Stored items from a collection:
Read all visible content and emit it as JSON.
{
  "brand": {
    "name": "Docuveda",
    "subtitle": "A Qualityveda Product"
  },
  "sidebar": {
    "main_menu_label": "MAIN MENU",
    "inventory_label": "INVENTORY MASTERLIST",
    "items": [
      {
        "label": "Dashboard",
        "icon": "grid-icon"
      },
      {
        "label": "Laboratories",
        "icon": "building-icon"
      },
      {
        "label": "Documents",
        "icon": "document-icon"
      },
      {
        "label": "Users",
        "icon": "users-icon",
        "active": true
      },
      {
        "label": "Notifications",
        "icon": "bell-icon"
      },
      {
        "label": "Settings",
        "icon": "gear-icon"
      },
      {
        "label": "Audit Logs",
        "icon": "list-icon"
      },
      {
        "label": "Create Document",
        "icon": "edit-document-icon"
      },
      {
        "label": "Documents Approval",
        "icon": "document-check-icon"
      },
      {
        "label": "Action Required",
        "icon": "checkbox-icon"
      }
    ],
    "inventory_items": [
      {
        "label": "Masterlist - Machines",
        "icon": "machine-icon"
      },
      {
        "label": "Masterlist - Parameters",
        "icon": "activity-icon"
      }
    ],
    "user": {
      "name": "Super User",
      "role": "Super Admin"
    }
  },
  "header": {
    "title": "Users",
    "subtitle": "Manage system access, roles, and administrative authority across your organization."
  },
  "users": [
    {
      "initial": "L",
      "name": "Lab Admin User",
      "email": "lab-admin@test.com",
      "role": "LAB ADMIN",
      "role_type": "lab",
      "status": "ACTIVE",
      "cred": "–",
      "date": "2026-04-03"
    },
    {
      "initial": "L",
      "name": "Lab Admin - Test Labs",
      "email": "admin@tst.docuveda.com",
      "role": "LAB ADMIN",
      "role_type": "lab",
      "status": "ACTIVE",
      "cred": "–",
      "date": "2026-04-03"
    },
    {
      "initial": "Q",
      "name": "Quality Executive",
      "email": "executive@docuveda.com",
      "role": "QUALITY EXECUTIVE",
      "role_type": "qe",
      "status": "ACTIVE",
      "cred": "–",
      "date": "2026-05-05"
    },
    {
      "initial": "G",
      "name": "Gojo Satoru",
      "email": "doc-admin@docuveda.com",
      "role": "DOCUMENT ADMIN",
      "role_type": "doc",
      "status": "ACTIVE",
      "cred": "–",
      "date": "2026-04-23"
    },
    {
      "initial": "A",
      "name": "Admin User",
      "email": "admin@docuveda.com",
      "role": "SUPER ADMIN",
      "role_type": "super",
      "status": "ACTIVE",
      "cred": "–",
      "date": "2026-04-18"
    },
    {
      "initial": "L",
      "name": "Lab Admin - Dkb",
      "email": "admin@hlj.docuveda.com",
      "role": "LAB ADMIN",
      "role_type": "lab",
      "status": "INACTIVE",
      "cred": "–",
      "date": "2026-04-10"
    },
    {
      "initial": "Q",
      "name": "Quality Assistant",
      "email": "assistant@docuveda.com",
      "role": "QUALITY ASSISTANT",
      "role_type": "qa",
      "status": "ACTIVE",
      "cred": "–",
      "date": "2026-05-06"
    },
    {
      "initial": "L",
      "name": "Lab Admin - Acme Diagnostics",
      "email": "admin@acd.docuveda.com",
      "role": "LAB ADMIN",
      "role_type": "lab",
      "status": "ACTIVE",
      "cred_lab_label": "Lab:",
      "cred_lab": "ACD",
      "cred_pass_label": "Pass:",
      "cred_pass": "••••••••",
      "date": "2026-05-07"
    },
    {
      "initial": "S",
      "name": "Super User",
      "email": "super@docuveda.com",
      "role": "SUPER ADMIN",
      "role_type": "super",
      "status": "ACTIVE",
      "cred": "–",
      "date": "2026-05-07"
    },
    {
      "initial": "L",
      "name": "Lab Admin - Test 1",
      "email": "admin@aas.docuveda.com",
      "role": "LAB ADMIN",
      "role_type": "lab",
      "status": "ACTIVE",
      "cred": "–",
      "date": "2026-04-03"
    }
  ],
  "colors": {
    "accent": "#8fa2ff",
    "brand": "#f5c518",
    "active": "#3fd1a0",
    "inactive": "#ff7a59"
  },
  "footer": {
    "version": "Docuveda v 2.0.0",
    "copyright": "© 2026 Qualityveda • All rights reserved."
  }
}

_YOUR GOAL_
Reproduce the listing above verbatim, from first line to last.

_THE RESULT_
Read all visible content and emit it as JSON.
{
  "brand": {
    "name": "Docuveda",
    "subtitle": "A Qualityveda Product"
  },
  "sidebar": {
    "main_menu_label": "MAIN MENU",
    "inventory_label": "INVENTORY MASTERLIST",
    "items": [
      {
        "label": "Dashboard",
        "icon": "grid-icon"
      },
      {
        "label": "Laboratories",
        "icon": "building-icon"
      },
      {
        "label": "Documents",
        "icon": "document-icon"
      },
      {
        "label": "Users",
        "icon": "users-icon",
        "active": true
      },
      {
        "label": "Notifications",
        "icon": "bell-icon"
      },
      {
        "label": "Settings",
        "icon": "gear-icon"
      },
      {
        "label": "Audit Logs",
        "icon": "list-icon"
      },
      {
        "label": "Create Document",
        "icon": "edit-document-icon"
      },
      {
        "label": "Documents Approval",
        "icon": "document-check-icon"
      },
      {
        "label": "Action Required",
        "icon": "checkbox-icon"
      }
    ],
    "inventory_items": [
      {
        "label": "Masterlist - Machines",
        "icon": "machine-icon"
      },
      {
        "label": "Masterlist - Parameters",
        "icon": "activity-icon"
      }
    ],
    "user": {
      "name": "Super User",
      "role": "Super Admin"
    }
  },
  "header": {
    "title": "Users",
    "subtitle": "Manage system access, roles, and administrative authority across your organization."
  },
  "users": [
    {
      "initial": "L",
      "name": "Lab Admin User",
      "email": "lab-admin@test.com",
      "role": "LAB ADMIN",
      "role_type": "lab",
      "status": "ACTIVE",
      "cred": "–",
      "date": "2026-04-03"
    },
    {
      "initial": "L",
      "name": "Lab Admin - Test Labs",
      "email": "admin@tst.docuveda.com",
      "role": "LAB ADMIN",
      "role_type": "lab",
      "status": "ACTIVE",
      "cred": "–",
      "date": "2026-04-03"
    },
    {
      "initial": "Q",
      "name": "Quality Executive",
      "email": "executive@docuveda.com",
      "role": "QUALITY EXECUTIVE",
      "role_type": "qe",
      "status": "ACTIVE",
      "cred": "–",
      "date": "2026-05-05"
    },
    {
      "initial": "G",
      "name": "Gojo Satoru",
      "email": "doc-admin@docuveda.com",
      "role": "DOCUMENT ADMIN",
      "role_type": "doc",
      "status": "ACTIVE",
      "cred": "–",
      "date": "2026-04-23"
    },
    {
      "initial": "A",
      "name": "Admin User",
      "email": "admin@docuveda.com",
      "role": "SUPER ADMIN",
      "role_type": "super",
      "status": "ACTIVE",
      "cred": "–",
      "date": "2026-04-18"
    },
    {
      "initial": "L",
      "name": "Lab Admin - Dkb",
      "email": "admin@hlj.docuveda.com",
      "role": "LAB ADMIN",
      "role_type": "lab",
      "status": "INACTIVE",
      "cred": "–",
      "date": "2026-04-10"
    },
    {
      "initial": "Q",
      "name": "Quality Assistant",
      "email": "assistant@docuveda.com",
      "role": "QUALITY ASSISTANT",
      "role_type": "qa",
      "status": "ACTIVE",
      "cred": "–",
      "date": "2026-05-06"
    },
    {
      "initial": "L",
      "name": "Lab Admin - Acme Diagnostics",
      "email": "admin@acd.docuveda.com",
      "role": "LAB ADMIN",
      "role_type": "lab",
      "status": "ACTIVE",
      "cred_lab_label": "Lab:",
      "cred_lab": "ACD",
      "cred_pass_label": "Pass:",
      "cred_pass": "••••••••",
      "date": "2026-05-07"
    },
    {
      "initial": "S",
      "name": "Super User",
      "email": "super@docuveda.com",
      "role": "SUPER ADMIN",
      "role_type": "super",
      "status": "ACTIVE",
      "cred": "–",
      "date": "2026-05-07"
    },
    {
      "initial": "L",
      "name": "Lab Admin - Test 1",
      "email": "admin@aas.docuveda.com",
      "role": "LAB ADMIN",
      "role_type": "lab",
      "status": "ACTIVE",
      "cred": "–",
      "date": "2026-04-03"
    }
  ],
  "colors": {
    "accent": "#8fa2ff",
    "brand": "#f5c518",
    "active": "#3fd1a0",
    "inactive": "#ff7a59"
  },
  "footer": {
    "version": "Docuveda v 2.0.0",
    "copyright": "© 2026 Qualityveda • All rights reserved."
  }
}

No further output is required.